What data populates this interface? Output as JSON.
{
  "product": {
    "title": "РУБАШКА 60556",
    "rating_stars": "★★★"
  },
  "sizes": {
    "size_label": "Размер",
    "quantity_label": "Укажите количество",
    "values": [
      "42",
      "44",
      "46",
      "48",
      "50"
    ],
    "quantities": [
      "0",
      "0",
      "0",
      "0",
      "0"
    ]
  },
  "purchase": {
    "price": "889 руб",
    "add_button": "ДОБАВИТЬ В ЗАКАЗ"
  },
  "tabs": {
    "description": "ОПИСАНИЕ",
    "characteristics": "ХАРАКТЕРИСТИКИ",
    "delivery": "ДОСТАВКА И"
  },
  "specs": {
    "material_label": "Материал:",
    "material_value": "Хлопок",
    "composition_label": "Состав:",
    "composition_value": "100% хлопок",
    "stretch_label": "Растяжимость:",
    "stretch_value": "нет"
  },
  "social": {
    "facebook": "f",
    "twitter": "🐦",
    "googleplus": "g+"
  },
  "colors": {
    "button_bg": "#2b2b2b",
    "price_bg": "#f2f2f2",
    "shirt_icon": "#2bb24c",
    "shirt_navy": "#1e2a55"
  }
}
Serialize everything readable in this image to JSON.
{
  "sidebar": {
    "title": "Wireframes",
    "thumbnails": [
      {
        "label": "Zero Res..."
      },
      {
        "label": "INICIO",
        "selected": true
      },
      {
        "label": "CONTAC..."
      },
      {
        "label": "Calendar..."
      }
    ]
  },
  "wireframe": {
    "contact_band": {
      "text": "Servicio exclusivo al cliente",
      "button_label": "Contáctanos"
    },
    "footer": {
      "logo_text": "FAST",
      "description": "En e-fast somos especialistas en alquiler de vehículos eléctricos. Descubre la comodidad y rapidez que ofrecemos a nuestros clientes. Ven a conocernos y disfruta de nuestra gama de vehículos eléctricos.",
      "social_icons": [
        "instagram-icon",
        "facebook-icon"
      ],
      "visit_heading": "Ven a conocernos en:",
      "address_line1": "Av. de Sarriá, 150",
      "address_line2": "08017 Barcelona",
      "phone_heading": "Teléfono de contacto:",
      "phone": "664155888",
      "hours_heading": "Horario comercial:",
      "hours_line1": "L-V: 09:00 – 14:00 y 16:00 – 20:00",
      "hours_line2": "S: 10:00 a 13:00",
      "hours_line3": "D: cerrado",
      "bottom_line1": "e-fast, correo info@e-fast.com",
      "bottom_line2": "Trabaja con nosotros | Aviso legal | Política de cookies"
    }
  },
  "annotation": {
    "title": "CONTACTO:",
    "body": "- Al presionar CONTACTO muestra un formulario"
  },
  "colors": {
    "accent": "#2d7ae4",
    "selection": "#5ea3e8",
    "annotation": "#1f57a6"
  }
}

**Exercise task**
Collect each line above holding the string "description".

**Reply**
    "description": "ОПИСАНИЕ",
      "description": "En e-fast somos especialistas en alquiler de vehículos eléctricos. Descubre la comodidad y rapidez que ofrecemos a nuestros clientes. Ven a conocernos y disfruta de nuestra gama de vehículos eléctricos.",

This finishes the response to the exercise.